(SUPPLIED PASSAGE):

:::

Immigrant, worker unity can combat layoffs, cutbacks and racism

Published Apr 30, 2009 7:48 PM

Once more, just as every year since 2006, there will be May Day demonstrations around the United States on May 1.

May Day actions, large and small, already signal an enormous political and social development. Large ones will have more impact, but no matter the size of the actions, these yearly marches have revived May Day in the U.S. They reflect two significant developments:

•  The movement for immigrant rights, despite many difficulties and great odds, has not gone away. It audaciously remains sustained and alive.

•  These demonstrations have a thoroughly class-conscious character. Because of the dire worldwide economic crisis facing the working class, this is perhaps what is most important about May Day.

Immigrants are organizing as workers. And they are appealing to other workers to join them. Immigrants are declaring that they are under attack as workers and they are calling on other workers to join them in the fight for the rights of all workers.

This is a great development. This appeal could lay the basis for a massive working class struggle that becomes generalized, where those with documents join those without, where workers from every race, age, gender, and sexual orientation come together in common interest against their oppressors. With this solidarity, bourgeois divisions and bourgeois thinking among workers will decrease and stop holding back the movement.

This kind of movement is desperately needed. Mass anger exists against the bailout of the rich and the corporations. That anger must be seen in the streets.

As we watch the nightly news broadcasts and see yet another dreary statistic on the economy or hear that a flu epidemic could become a crisis of unprecedented proportions, workers should be reminded that the only thing that can stay the hand of attacks against the people is a movement of the workers and the oppressed.

:::

(EXERCISE TASK):
Write the next part of the passage above on May Day and worker unity, starting after its final sentence.

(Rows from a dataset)
:::

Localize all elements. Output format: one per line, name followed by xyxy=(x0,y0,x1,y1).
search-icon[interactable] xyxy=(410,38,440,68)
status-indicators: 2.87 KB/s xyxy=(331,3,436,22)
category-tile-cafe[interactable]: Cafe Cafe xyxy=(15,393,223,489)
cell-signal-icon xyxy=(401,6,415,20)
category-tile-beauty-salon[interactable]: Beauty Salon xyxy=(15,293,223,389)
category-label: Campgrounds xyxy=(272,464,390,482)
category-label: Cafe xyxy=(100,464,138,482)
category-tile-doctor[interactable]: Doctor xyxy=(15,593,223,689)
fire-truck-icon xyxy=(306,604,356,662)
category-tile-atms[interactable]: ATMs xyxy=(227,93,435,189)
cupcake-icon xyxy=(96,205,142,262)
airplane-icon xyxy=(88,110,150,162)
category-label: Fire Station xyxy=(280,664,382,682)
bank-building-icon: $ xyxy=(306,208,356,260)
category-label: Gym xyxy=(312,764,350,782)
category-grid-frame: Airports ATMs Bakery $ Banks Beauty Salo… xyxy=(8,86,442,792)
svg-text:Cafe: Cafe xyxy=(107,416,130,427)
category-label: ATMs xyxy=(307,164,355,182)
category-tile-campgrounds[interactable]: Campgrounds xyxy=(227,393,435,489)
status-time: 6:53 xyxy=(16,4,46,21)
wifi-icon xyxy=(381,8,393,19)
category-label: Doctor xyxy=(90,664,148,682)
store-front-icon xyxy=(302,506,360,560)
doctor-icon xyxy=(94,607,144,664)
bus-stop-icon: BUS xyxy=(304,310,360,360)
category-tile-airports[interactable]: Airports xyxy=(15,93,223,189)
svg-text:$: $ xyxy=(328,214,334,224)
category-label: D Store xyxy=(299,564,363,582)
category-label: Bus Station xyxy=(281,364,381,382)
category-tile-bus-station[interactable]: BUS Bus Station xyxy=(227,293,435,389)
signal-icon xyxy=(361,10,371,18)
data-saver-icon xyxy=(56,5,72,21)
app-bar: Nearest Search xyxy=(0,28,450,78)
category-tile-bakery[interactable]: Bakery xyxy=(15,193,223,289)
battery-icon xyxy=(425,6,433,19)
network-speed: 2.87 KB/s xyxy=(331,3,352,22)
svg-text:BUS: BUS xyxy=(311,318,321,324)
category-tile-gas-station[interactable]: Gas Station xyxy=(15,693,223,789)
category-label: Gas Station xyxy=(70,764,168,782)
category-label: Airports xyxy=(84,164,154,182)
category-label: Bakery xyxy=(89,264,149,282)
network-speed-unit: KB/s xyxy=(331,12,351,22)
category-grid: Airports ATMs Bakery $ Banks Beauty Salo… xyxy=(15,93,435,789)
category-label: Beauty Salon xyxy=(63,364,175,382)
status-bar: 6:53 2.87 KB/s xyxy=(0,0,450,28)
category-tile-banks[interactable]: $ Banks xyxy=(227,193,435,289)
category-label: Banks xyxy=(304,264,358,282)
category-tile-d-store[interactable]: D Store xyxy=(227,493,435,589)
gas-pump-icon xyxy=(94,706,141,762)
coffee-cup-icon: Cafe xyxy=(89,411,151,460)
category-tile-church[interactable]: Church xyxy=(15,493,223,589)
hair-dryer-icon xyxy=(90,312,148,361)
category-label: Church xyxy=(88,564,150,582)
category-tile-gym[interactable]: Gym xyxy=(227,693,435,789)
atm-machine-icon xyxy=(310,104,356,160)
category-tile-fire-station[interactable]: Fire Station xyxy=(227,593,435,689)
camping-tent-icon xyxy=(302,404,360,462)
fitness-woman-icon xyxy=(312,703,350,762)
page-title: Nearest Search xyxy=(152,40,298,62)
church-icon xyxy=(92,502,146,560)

:::

(RIGHT ANSWER):
This is the potential of the May Day demonstrations in the U.S. today.

May Day’s history of struggle

In his book, “May Day: A Short History of the International Workers’ Holiday,” Philip Foner quoted an 1887 report from the New York Bureau of Labor Statistics: “The year 1886 has witnessed a more profound and far more extended agitation among the members of organized labor than any previous year in the history of our country. ... The year 1886 will be forever remembered as one of the greatest importance in the battle between capital and labor in the United States.”

Foner continued, “The year 1886 will also be ‘forever remembered’ as the year that May Day was born as a day of workers’ celebration and agitation.”

In the spring of 2006, immigrant workers, primarily Latinos and Latinas, poured into the streets not just once but several times. That was exactly 120 years after the birth of May Day.

In 1886 Chicago workers, almost all immigrants, had waged an enormous class battle.

The workers in Chicago lived and worked in some of the worst conditions. They too faced a dire economic crisis. There were massive layoffs and cuts in workers’ pay and benefits. Then too there were constant media scares about “terrorism.”

Then came a series of strikes and demonstrations that culminated on May 1, 1886. The demonstration shut the city down in a show of strength by workers not seen in the U.S. before. They demanded an eight-hour workday.

The state responded with heavy repression. Chicago police attacked a peaceful rally in Haymarket Square, where a provocateur tossed a bomb. Eight of the most visible leaders of this working class struggle were charged with conspiracy to murder. That was solely based on their fiery and class-conscious speeches.

Eventually four of these heroic leaders would die on the gallows.

We should never forget their names: Albert Parsons, August Spies, Adolph Fisher and George Engel.

May Day 2009: Conditions behind the actions

The driving forces for the demonstrations today are as brutal and inhumane as in 1886.

The Southern Poverty Law Center reported that Latinas and Latinos in the South are “under siege and living in fear—fear of the police, fear of the government and fear of criminals who prey on immigrants.”

The report found that 68 percent of the Latinas and Latinos interviewed suffered racism in their daily life and 41 percent had not been paid for their work. In New Orleans that number becomes a whopping 80 percent.

Thirty-two percent reported on-the-job injuries. The rate of deaths for Mexican workers in the South was 1 in 6,200, more than double the national average. Some 77 percent of Latina women were sexually harassed on the job and 47 percent of respondents knew someone victimized by the police.

Muslim and South Asian people also continue to live in fear as the anti-immigrant climate leads to racist stereotypes of this besieged community.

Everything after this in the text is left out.